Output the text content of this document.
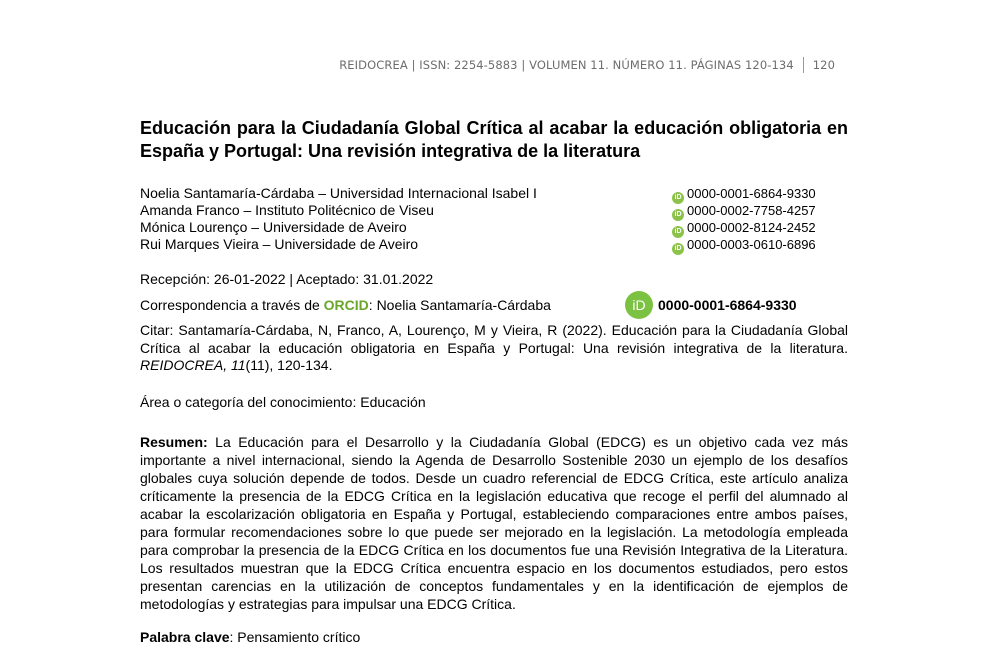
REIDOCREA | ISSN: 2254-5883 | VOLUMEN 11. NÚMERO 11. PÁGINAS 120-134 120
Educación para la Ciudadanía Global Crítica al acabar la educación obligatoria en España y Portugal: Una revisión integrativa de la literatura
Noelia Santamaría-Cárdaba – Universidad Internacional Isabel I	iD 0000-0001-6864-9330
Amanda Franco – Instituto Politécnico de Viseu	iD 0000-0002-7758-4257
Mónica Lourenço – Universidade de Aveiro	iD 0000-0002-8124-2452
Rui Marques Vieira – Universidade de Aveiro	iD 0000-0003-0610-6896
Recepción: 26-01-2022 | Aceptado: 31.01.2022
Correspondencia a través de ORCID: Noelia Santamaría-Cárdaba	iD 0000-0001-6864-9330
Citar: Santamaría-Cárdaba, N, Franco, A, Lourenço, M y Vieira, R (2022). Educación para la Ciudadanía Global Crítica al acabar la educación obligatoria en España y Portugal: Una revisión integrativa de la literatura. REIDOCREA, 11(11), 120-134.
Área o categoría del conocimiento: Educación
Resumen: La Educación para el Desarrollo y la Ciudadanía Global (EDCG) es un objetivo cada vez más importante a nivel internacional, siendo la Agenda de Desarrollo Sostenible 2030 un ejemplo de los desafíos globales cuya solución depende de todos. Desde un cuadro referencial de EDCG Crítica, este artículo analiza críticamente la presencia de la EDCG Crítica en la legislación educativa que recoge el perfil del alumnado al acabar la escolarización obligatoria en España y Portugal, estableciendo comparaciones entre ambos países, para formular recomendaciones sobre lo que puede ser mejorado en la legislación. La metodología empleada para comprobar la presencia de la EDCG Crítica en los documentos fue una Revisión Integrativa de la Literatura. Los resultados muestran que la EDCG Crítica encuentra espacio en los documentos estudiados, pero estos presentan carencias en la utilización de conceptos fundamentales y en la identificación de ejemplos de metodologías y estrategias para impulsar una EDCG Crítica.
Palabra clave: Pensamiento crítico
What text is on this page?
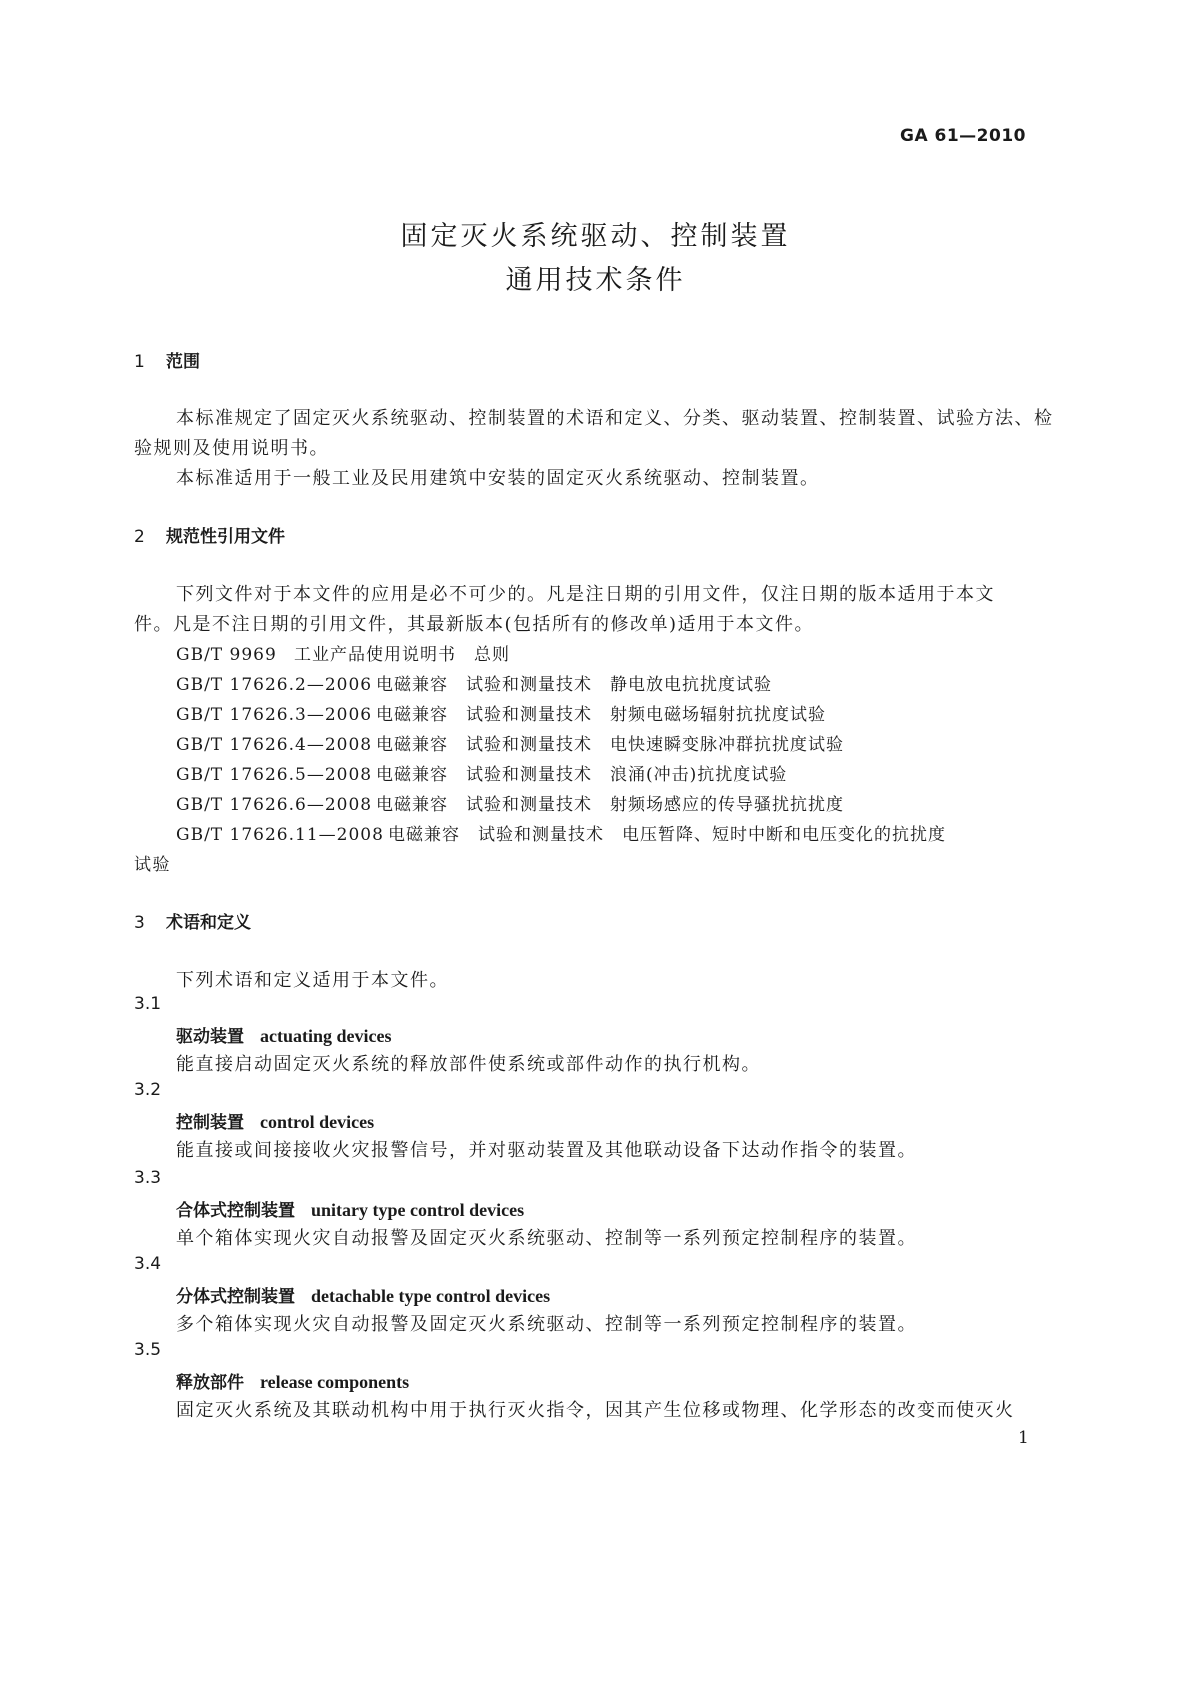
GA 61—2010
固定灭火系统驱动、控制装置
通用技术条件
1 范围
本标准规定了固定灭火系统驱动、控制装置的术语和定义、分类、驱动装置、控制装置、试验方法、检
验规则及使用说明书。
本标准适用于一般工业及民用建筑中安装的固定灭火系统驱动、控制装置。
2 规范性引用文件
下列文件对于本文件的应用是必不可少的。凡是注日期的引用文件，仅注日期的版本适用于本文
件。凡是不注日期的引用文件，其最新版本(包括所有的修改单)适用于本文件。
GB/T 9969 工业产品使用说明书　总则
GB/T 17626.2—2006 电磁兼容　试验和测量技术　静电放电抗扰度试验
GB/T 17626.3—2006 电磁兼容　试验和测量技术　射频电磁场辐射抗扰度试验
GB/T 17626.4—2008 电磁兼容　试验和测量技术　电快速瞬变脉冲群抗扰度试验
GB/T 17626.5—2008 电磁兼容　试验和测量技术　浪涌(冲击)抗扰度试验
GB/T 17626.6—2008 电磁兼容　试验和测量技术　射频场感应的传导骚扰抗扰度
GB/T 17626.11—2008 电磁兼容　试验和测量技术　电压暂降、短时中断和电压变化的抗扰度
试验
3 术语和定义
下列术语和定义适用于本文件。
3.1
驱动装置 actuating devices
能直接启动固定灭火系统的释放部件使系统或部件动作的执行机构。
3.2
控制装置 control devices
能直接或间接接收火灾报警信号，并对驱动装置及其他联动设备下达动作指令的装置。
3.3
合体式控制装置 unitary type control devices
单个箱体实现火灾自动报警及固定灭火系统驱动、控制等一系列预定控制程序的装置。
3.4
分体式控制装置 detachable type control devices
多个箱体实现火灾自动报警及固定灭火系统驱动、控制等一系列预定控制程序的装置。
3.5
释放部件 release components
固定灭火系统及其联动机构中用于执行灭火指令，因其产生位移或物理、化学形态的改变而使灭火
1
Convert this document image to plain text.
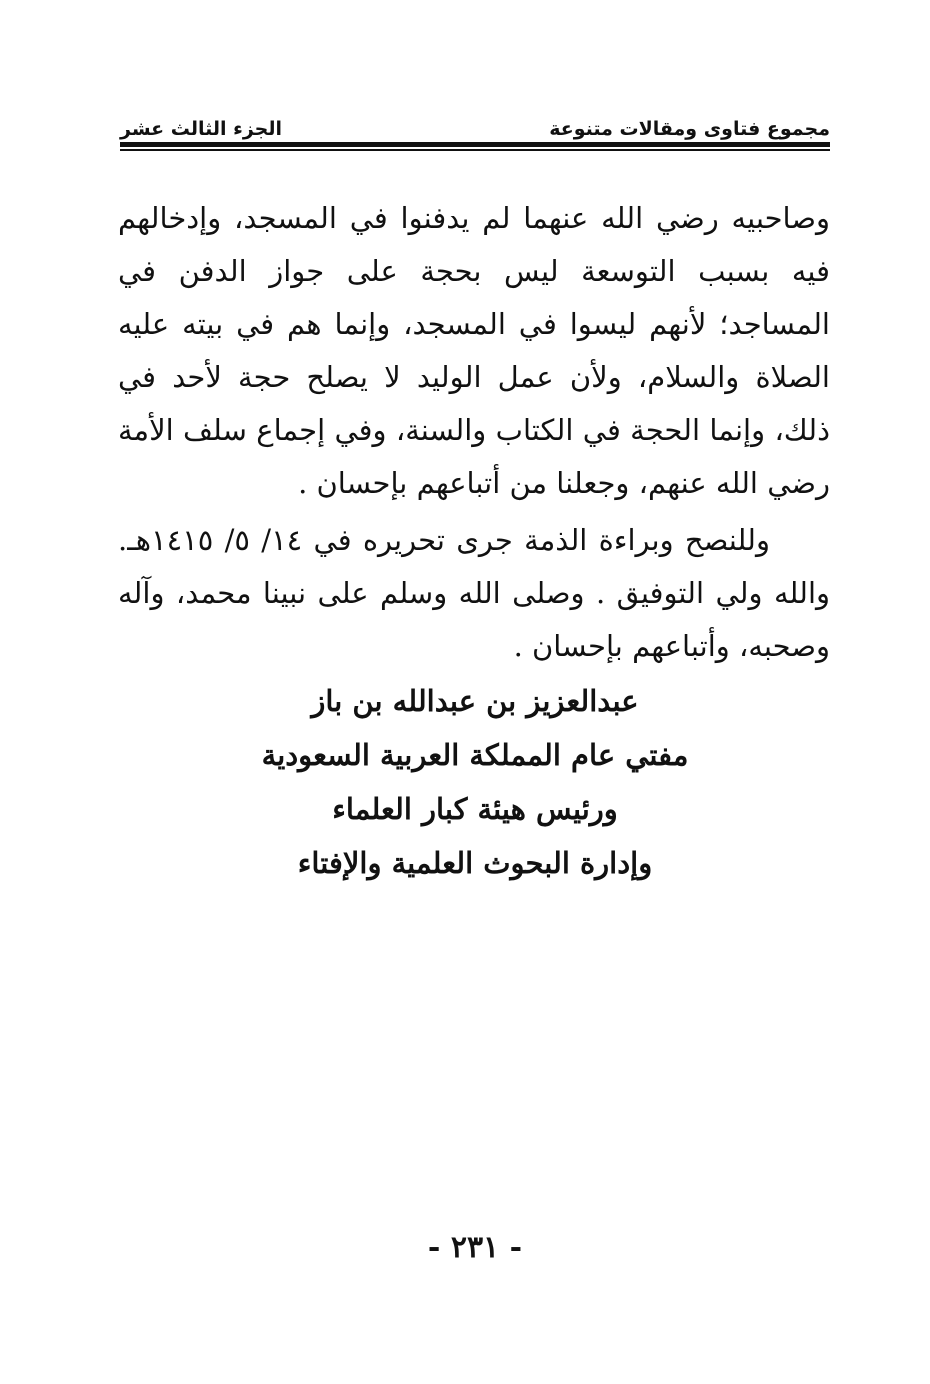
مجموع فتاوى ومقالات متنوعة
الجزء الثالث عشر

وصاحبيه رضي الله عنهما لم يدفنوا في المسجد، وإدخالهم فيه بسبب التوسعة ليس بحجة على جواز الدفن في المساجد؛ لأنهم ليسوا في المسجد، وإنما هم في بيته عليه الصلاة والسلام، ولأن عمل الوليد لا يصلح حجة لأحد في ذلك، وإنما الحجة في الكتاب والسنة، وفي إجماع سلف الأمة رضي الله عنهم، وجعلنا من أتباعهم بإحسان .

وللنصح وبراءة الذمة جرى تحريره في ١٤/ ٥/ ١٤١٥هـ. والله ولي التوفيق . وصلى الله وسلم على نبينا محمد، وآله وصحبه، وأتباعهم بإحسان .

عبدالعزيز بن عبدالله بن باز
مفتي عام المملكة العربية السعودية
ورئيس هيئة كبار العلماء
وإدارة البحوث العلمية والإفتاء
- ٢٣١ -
──────────
• **STATED PROBLEM**
From the line containing "Convert this document image to plain text." to the end of the data above, give those lines again verbatim, with both endpoints included and no images.

• **RESULT OF THE EXERCISE**
Convert this document image to plain text.
مجموع فتاوى ومقالات متنوعة
الجزء الثالث عشر

وصاحبيه رضي الله عنهما لم يدفنوا في المسجد، وإدخالهم فيه بسبب التوسعة ليس بحجة على جواز الدفن في المساجد؛ لأنهم ليسوا في المسجد، وإنما هم في بيته عليه الصلاة والسلام، ولأن عمل الوليد لا يصلح حجة لأحد في ذلك، وإنما الحجة في الكتاب والسنة، وفي إجماع سلف الأمة رضي الله عنهم، وجعلنا من أتباعهم بإحسان .

وللنصح وبراءة الذمة جرى تحريره في ١٤/ ٥/ ١٤١٥هـ. والله ولي التوفيق . وصلى الله وسلم على نبينا محمد، وآله وصحبه، وأتباعهم بإحسان .

عبدالعزيز بن عبدالله بن باز
مفتي عام المملكة العربية السعودية
ورئيس هيئة كبار العلماء
وإدارة البحوث العلمية والإفتاء
- ٢٣١ -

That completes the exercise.